**What to work on:** Reproduce the lines of the material exactly, excluding every image.

**Supplied data:**
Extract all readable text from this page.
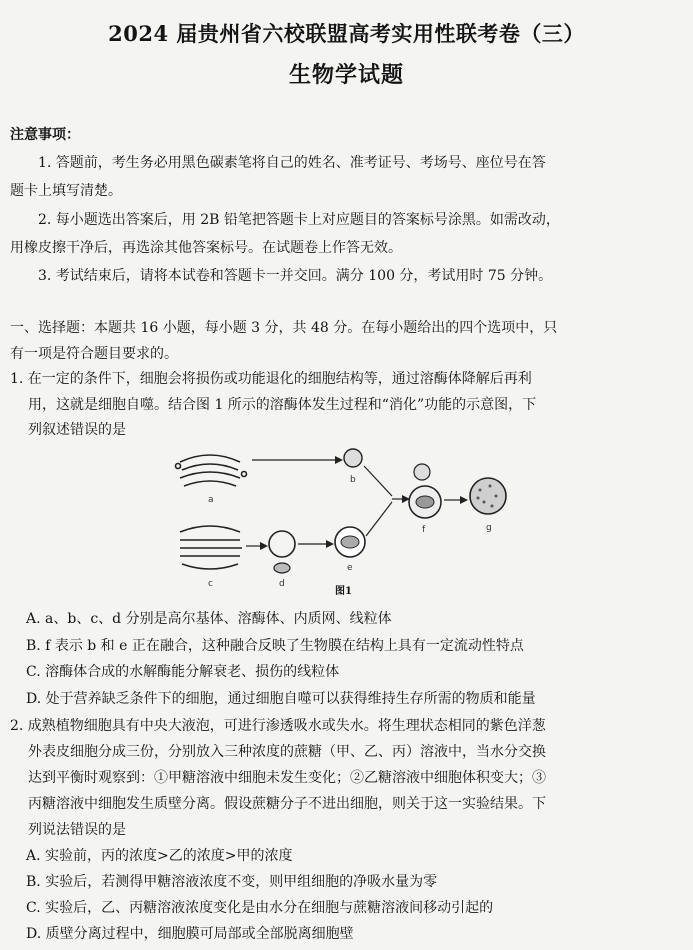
2024 届贵州省六校联盟高考实用性联考卷（三）
生物学试题
注意事项：
1. 答题前，考生务必用黑色碳素笔将自己的姓名、准考证号、考场号、座位号在答
题卡上填写清楚。
2. 每小题选出答案后，用 2B 铅笔把答题卡上对应题目的答案标号涂黑。如需改动，
用橡皮擦干净后，再选涂其他答案标号。在试题卷上作答无效。
3. 考试结束后，请将本试卷和答题卡一并交回。满分 100 分，考试用时 75 分钟。
一、选择题：本题共 16 小题，每小题 3 分，共 48 分。在每小题给出的四个选项中，只
有一项是符合题目要求的。
1. 在一定的条件下，细胞会将损伤或功能退化的细胞结构等，通过溶酶体降解后再利
用，这就是细胞自噬。结合图 1 所示的溶酶体发生过程和“消化”功能的示意图，下
列叙述错误的是
a
b
c	d
e
f	g
图1
A. a、b、c、d 分别是高尔基体、溶酶体、内质网、线粒体
B. f 表示 b 和 e 正在融合，这种融合反映了生物膜在结构上具有一定流动性特点
C. 溶酶体合成的水解酶能分解衰老、损伤的线粒体
D. 处于营养缺乏条件下的细胞，通过细胞自噬可以获得维持生存所需的物质和能量
2. 成熟植物细胞具有中央大液泡，可进行渗透吸水或失水。将生理状态相同的紫色洋葱
外表皮细胞分成三份，分别放入三种浓度的蔗糖（甲、乙、丙）溶液中，当水分交换
达到平衡时观察到：①甲糖溶液中细胞未发生变化；②乙糖溶液中细胞体积变大；③
丙糖溶液中细胞发生质壁分离。假设蔗糖分子不进出细胞，则关于这一实验结果。下
列说法错误的是
A. 实验前，丙的浓度>乙的浓度>甲的浓度
B. 实验后，若测得甲糖溶液浓度不变，则甲组细胞的净吸水量为零
C. 实验后，乙、丙糖溶液浓度变化是由水分在细胞与蔗糖溶液间移动引起的
D. 质壁分离过程中，细胞膜可局部或全部脱离细胞壁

**Expected answer:**
Extract all readable text from this page.
2024 届贵州省六校联盟高考实用性联考卷（三）
生物学试题
注意事项：
1. 答题前，考生务必用黑色碳素笔将自己的姓名、准考证号、考场号、座位号在答
题卡上填写清楚。
2. 每小题选出答案后，用 2B 铅笔把答题卡上对应题目的答案标号涂黑。如需改动，
用橡皮擦干净后，再选涂其他答案标号。在试题卷上作答无效。
3. 考试结束后，请将本试卷和答题卡一并交回。满分 100 分，考试用时 75 分钟。
一、选择题：本题共 16 小题，每小题 3 分，共 48 分。在每小题给出的四个选项中，只
有一项是符合题目要求的。
1. 在一定的条件下，细胞会将损伤或功能退化的细胞结构等，通过溶酶体降解后再利
用，这就是细胞自噬。结合图 1 所示的溶酶体发生过程和“消化”功能的示意图，下
列叙述错误的是
a
b
c	d
e
f	g
图1
A. a、b、c、d 分别是高尔基体、溶酶体、内质网、线粒体
B. f 表示 b 和 e 正在融合，这种融合反映了生物膜在结构上具有一定流动性特点
C. 溶酶体合成的水解酶能分解衰老、损伤的线粒体
D. 处于营养缺乏条件下的细胞，通过细胞自噬可以获得维持生存所需的物质和能量
2. 成熟植物细胞具有中央大液泡，可进行渗透吸水或失水。将生理状态相同的紫色洋葱
外表皮细胞分成三份，分别放入三种浓度的蔗糖（甲、乙、丙）溶液中，当水分交换
达到平衡时观察到：①甲糖溶液中细胞未发生变化；②乙糖溶液中细胞体积变大；③
丙糖溶液中细胞发生质壁分离。假设蔗糖分子不进出细胞，则关于这一实验结果。下
列说法错误的是
A. 实验前，丙的浓度>乙的浓度>甲的浓度
B. 实验后，若测得甲糖溶液浓度不变，则甲组细胞的净吸水量为零
C. 实验后，乙、丙糖溶液浓度变化是由水分在细胞与蔗糖溶液间移动引起的
D. 质壁分离过程中，细胞膜可局部或全部脱离细胞壁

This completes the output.